指示内容 = 以下のハードコートフィルムに関する特許文書を、最後の文の後から書き継いでください。

本文抜粋 =
_____
説明

ハードコートフィルム

【課題】低ヘイズでギラツキが少なく、かつ良好なニュートンリング防止性を具備するハードコートフィルムを提供すること。
【解決手段】バインダー樹脂と特定平均粒径の微粒子とを構成成分として含み、平均粒径1μm以上の大粒子を実質的に含まないハードコート層を有するハードコートフィルムであって、ヘイズおよび表面粗さを特定の数値範囲とする。

【発明の詳細な説明】
【技術分野】
【0001】
本発明は、ハードコートフィルムに関する。特に、抵抗膜方式タッチパネル用の電極フィルムに用いられ、電極フィルム同士の接触によるニュートンリングの発生を抑制する機能を有するハードコートフィルムに関するものである。
【背景技術】
【0002】
近年、タッチパネルは、透明ないし半透明の入力デバイスをLCD(液晶表示装置)等のディスプレイ上に直接設けることにより、画面を見ながら入力操作することが可能であり、誰にでも簡単に操作ができ、また文字や絵の入力も可能であることから、マン/マシンインターフェースとして多く用いられるようになってきた。例えば、タッチパネルの用途としては、ATMなどの端末やカーナビゲーションシステム、スマートフォン、音楽再生用端末、ゲーム機など多岐にわたっている。このようなタッチパネルの方式としては、光学式、超音波式、電磁誘導方式、静電容量方式、抵抗膜方式などがあるが、中〜小型のタッチパネルでは抵抗膜方式が主流となっている。
【0003】
抵抗膜方式のタッチパネルは、2枚の電極フィルムを対向させた状態で設置し、そのフィルム同士が接した部分を電圧値として検出する仕組みであるが、その構成上、上下の電極フィルムが接した点を中心にして干渉縞(ニュートンリング)が発生してしまい、タッチパネル操作時に画面が見づらくなるという問題があった。この問題に対して電極フィルムにおいて、電極層の下に設けられるハードコート層に微粒子を添加して凹凸を設けることでニュートンリングの発生を防止する試みがなされていた(特許文献1〜4)。
【先行技術文献】
【特許文献】
【0004】
【特許文献1】特開2006−252875号公報
【特許文献2】特開2005−265864号公報
【特許文献3】特開2005−262442号公報
【特許文献4】特開2005−265863号公報
【発明の概要】
【発明が解決しようとする課題】
【0005】
上記のような背景のもと、さらに近年においては、LCDの高精細化により、その上に設けられるタッチパネルに用いられるハードコート層の凹凸と、LCDのRGBの各ドットを構成するカラーフィルターのピッチとが干渉し、タッチパネルの表面に細かいギラツキが発生するという問題がある。また、スマートフォン等の用途においては、クリアハードコート/基材フィルム/干渉を防止するハードコート/透明電極といった構成がとられることが多くなり、ヘイズの低い電極フィルムが求められている。
_____
表示データ =

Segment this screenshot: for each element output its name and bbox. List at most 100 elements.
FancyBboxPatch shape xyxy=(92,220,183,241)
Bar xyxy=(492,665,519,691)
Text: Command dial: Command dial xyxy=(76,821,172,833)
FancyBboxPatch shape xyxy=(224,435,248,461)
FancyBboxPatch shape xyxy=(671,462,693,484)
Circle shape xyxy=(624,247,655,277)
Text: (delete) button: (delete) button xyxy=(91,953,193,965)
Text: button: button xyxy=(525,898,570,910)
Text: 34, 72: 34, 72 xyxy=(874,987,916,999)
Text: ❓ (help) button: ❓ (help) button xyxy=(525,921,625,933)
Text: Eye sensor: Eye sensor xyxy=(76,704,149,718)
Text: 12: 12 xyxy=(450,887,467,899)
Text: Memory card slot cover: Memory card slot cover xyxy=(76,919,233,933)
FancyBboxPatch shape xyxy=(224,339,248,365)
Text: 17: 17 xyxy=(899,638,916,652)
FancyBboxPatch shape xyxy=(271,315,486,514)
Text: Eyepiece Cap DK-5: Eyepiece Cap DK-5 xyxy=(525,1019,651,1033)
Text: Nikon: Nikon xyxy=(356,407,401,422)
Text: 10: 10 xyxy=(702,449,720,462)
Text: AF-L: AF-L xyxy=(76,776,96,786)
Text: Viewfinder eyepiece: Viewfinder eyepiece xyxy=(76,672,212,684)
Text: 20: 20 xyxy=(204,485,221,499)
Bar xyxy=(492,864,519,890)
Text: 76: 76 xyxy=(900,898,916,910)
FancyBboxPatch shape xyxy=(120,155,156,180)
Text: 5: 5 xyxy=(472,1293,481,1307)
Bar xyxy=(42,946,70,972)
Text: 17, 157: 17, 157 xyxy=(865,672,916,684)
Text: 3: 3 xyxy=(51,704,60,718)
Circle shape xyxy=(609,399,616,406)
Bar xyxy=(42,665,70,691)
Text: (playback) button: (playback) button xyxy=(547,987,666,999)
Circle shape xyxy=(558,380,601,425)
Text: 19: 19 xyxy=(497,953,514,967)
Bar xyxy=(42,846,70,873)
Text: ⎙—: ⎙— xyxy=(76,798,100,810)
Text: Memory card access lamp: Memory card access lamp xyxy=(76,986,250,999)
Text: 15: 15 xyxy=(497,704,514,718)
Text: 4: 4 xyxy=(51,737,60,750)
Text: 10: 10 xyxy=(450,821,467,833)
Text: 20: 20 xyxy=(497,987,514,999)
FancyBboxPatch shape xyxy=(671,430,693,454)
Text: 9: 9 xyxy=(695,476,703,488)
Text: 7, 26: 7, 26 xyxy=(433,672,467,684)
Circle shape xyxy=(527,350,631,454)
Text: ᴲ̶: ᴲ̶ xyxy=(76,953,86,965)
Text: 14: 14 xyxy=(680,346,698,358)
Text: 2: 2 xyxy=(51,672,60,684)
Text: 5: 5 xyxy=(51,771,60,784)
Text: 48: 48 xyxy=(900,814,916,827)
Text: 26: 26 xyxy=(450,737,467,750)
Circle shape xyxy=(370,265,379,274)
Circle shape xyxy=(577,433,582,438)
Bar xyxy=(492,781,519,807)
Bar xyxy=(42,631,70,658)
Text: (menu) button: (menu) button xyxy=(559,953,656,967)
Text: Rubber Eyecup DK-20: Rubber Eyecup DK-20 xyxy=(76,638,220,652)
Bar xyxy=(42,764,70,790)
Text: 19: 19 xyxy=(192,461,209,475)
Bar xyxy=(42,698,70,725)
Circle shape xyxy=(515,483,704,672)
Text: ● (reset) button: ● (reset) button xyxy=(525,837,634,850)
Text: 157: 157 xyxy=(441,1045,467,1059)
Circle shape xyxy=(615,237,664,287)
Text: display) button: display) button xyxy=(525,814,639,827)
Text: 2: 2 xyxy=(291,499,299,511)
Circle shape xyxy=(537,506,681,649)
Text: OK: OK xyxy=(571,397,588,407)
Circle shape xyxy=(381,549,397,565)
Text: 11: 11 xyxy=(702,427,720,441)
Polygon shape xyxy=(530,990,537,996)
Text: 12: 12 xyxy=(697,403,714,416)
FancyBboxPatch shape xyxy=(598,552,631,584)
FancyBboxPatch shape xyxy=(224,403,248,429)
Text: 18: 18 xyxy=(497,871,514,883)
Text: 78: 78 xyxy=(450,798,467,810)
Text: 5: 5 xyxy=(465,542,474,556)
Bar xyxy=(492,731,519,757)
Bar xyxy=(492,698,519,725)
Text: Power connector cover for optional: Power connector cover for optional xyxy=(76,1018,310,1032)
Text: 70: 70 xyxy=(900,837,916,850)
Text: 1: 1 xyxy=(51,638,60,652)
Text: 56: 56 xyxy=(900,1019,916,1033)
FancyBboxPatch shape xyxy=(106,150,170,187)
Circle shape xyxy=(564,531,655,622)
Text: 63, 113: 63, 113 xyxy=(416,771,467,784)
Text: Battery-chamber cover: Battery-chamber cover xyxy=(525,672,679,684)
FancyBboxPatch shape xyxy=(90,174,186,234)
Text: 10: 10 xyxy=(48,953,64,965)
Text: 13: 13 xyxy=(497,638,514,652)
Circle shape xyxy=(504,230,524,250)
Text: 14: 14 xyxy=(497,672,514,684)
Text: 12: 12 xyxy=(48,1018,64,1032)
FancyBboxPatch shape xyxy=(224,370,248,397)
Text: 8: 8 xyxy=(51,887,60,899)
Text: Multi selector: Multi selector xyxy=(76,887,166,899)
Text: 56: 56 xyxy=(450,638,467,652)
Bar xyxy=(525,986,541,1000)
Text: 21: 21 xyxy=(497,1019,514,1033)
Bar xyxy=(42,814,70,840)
_____
本問の解答 =
本発明の目的は、このような課題を解決すべく、低ヘイズでギラツキが少なく、かつ良好なニュートンリング防止性を具備するハードコートフィルムを提供することにある。
【課題を解決するための手段】
【0006】
本発明者らは、鋭意検討の結果、バインダー樹脂と、微粒子とを構成成分として含み、平均粒径1μm以上の大粒子を実質的に含まないハードコート層を有するハードコートフィルムにおいて、表面の凹凸を特定の範囲にすることで、上記目的が達成されることを見出し、本発明に到達した。
【0007】
すなわち本発明は、
(1)透明樹脂基材の少なくとも片面に、バインダー樹脂と、平均粒径1nm以上100nm以下の微粒子とを構成成分として含み、平均粒径1μm以上の大粒子を実質的に含まないハードコート層を有するハードコートフィルムであって、トータルヘイズ(Hz)が0.1%以上4.0%以下、ハードコート層表面における中心線平均表面粗さ(Ra)が10nm以上300nm以下、十点平均表面粗さ(Rz)が300nm以上1000nm以下であるハードコートフィルムである。
【0008】
さらに本発明は、
(2)ハードコート層の内部ヘイズ(Hihc)が0.3%以下であること
(3)ハードコート層が、バインダー樹脂と、バインダー成分100質量部中に10質量部以上70質量部以下の無機充填剤とを構成成分として含むバインダー成分、およびバインダー成分100質量部に対して1質量部以上10質量部以下の無機微粒子を後添加してなる塗液を硬化してなるハードコート層であること
(4)ハードコート層表面における表面突起高さ分布の半値幅が100nm以上500nm以下の範囲にあること
のうち、少なくともいずれか1つの態様を具備することによって、さらに優れたハードコートフィルムを得ることができる。
【発明の効果】
【0009】
本発明によればヘイズが低く、抵抗膜式タッチパネルの電極フィルムに使用した場合にもギラツキの発生が抑制され、かつ良好なニュートンリング防止性能を有するハードコートフィルムを提供することができる。
【発明を実施するための形態】
【0010】
[ハードコートフィルム]
本発明のハードコートフィルムは、後述する透明樹脂基材の少なくとも片面に、後述するハードコート層を有するものである。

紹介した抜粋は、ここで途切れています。